**Dataset excerpt**
──────────────────────────────

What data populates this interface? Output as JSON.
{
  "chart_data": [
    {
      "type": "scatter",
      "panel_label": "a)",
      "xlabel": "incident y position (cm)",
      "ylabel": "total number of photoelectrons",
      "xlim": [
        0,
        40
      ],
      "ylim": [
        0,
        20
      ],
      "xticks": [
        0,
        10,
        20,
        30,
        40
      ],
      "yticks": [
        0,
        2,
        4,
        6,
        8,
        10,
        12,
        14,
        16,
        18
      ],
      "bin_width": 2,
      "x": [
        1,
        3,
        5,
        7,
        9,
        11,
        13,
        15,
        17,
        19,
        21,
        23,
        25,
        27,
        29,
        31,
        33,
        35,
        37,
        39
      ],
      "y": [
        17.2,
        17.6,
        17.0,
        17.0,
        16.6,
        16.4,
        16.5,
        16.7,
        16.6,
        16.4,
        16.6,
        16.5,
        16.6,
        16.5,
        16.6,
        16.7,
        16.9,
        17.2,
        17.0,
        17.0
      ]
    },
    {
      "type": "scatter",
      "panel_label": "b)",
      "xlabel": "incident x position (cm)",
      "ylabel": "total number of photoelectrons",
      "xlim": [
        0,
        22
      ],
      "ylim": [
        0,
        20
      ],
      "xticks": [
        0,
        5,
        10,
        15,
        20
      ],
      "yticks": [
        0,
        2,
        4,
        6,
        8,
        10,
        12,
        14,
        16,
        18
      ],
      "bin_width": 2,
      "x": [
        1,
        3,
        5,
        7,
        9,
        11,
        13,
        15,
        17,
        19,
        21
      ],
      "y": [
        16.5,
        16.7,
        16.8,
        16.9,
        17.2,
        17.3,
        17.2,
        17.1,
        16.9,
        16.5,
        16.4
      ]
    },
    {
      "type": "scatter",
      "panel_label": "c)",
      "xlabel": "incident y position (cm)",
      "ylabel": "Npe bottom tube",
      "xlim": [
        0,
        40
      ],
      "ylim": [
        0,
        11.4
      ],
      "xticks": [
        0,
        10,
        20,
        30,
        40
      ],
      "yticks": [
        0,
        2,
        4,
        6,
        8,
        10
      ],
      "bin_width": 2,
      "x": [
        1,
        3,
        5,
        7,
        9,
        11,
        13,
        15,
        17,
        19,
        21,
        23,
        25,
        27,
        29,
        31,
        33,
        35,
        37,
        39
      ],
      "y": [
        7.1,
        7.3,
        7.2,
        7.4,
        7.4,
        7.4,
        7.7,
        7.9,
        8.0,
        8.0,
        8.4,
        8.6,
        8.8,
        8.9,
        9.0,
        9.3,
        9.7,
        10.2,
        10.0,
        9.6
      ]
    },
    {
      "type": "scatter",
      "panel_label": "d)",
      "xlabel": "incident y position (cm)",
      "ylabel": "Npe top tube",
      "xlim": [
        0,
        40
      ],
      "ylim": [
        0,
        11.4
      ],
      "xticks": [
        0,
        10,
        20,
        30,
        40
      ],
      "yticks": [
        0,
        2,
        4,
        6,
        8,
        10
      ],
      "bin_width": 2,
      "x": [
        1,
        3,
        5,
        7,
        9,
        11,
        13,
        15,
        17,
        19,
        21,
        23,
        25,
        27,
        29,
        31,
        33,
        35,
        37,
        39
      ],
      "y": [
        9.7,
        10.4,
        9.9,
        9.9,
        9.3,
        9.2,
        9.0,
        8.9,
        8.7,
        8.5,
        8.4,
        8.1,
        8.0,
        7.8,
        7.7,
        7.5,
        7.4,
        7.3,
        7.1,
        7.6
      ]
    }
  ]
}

──────────────────────────────

**TASK PROMPT**
Of all the lines in the entries, how many contain the word "tube"? Give only the number.

**FINISHED ANSWER**
2